Dataset entries:
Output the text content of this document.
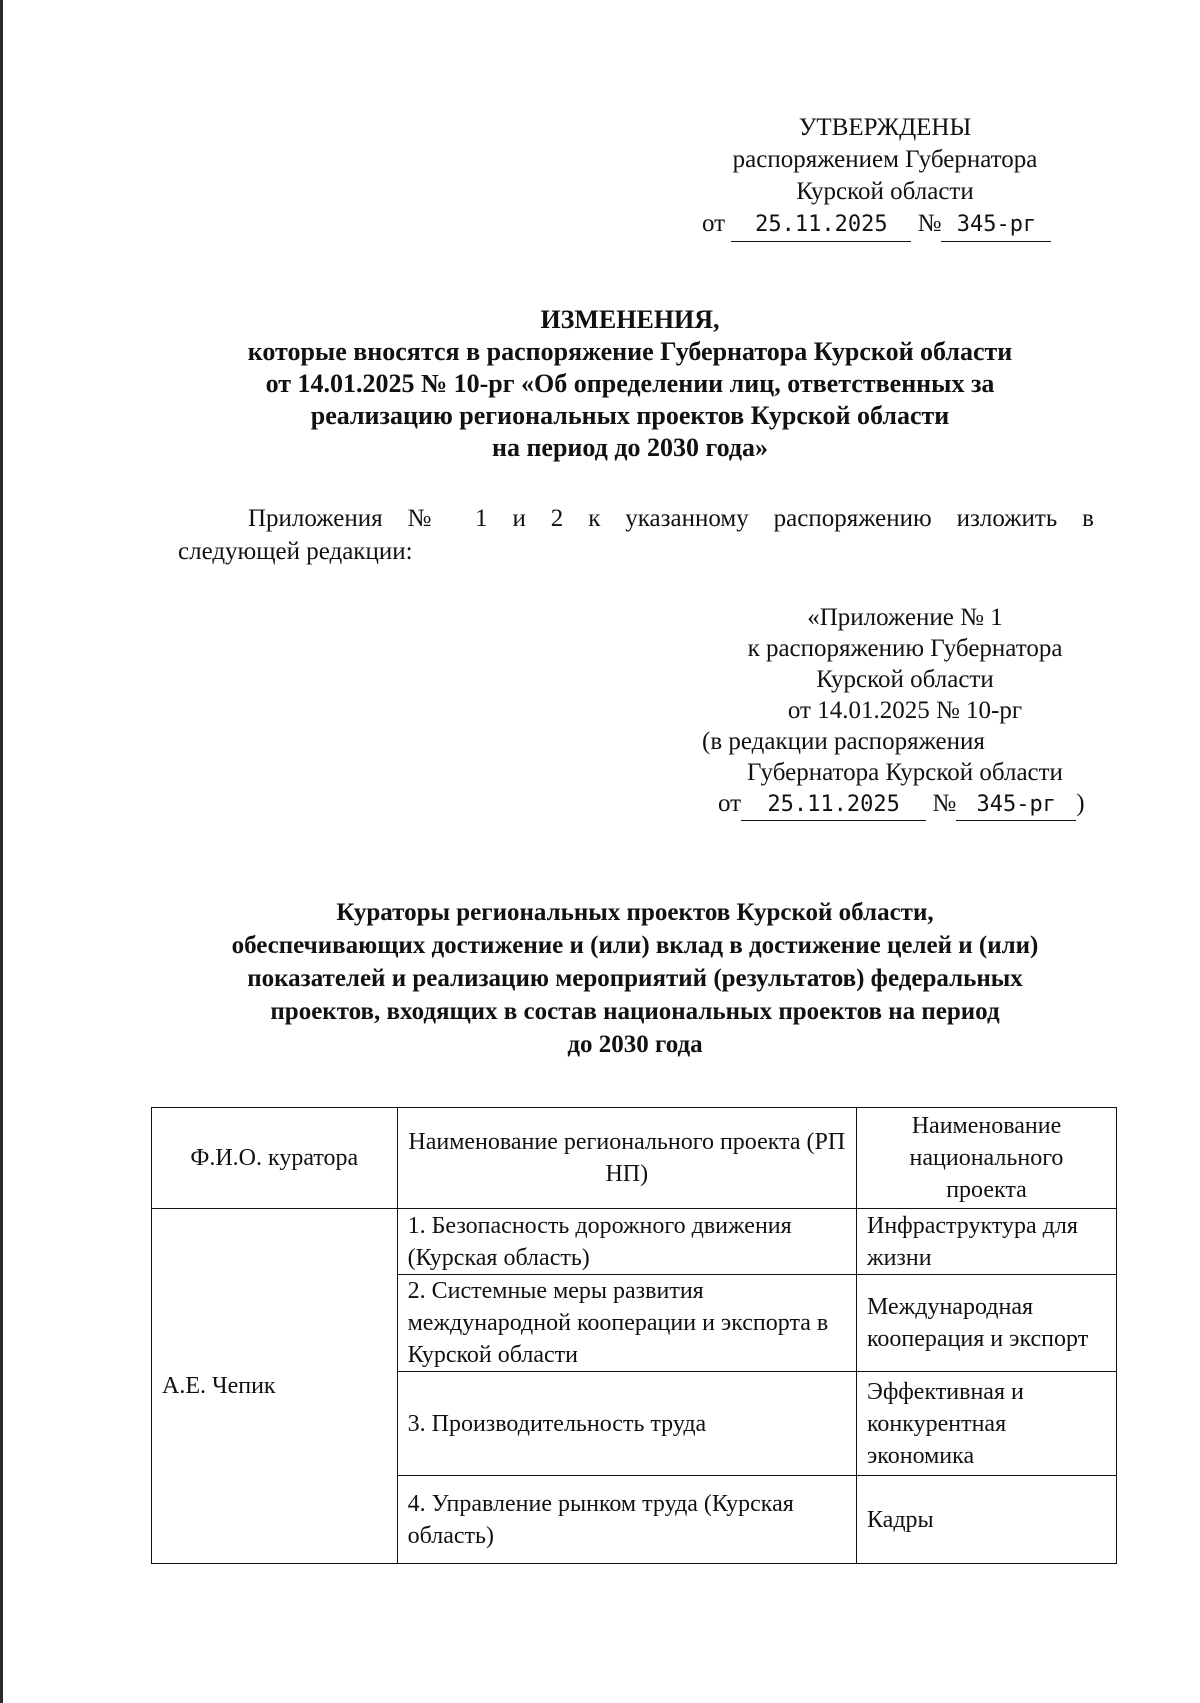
УТВЕРЖДЕНЫ
распоряжением Губернатора
Курской области
от 25.11.2025 № 345-рг
ИЗМЕНЕНИЯ,
которые вносятся в распоряжение Губернатора Курской области
от 14.01.2025 № 10-рг «Об определении лиц, ответственных за
реализацию региональных проектов Курской области
на период до 2030 года»

Приложения № 1 и 2 к указанному распоряжению изложить в

следующей редакции:

«Приложение № 1
к распоряжению Губернатора
Курской области
от 14.01.2025 № 10-рг
(в редакции распоряжения
Губернатора Курской области
от 25.11.2025 № 345-рг )
Кураторы региональных проектов Курской области,
обеспечивающих достижение и (или) вклад в достижение целей и (или)
показателей и реализацию мероприятий (результатов) федеральных
проектов, входящих в состав национальных проектов на период
до 2030 года
Ф.И.О. куратора	Наименование регионального проекта (РП НП)	Наименование национального проекта
А.Е. Чепик	1. Безопасность дорожного движения (Курская область)	Инфраструктура для жизни
	2. Системные меры развития международной кооперации и экспорта в Курской области	Международная кооперация и экспорт
	3. Производительность труда	Эффективная и конкурентная экономика
	4. Управление рынком труда (Курская область)	Кадры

» STATED TASK:
Look through the listing and extract every line with "редакции" in it.

» SOLUTION FOR THIS TASK:
следующей редакции:
(в редакции распоряжения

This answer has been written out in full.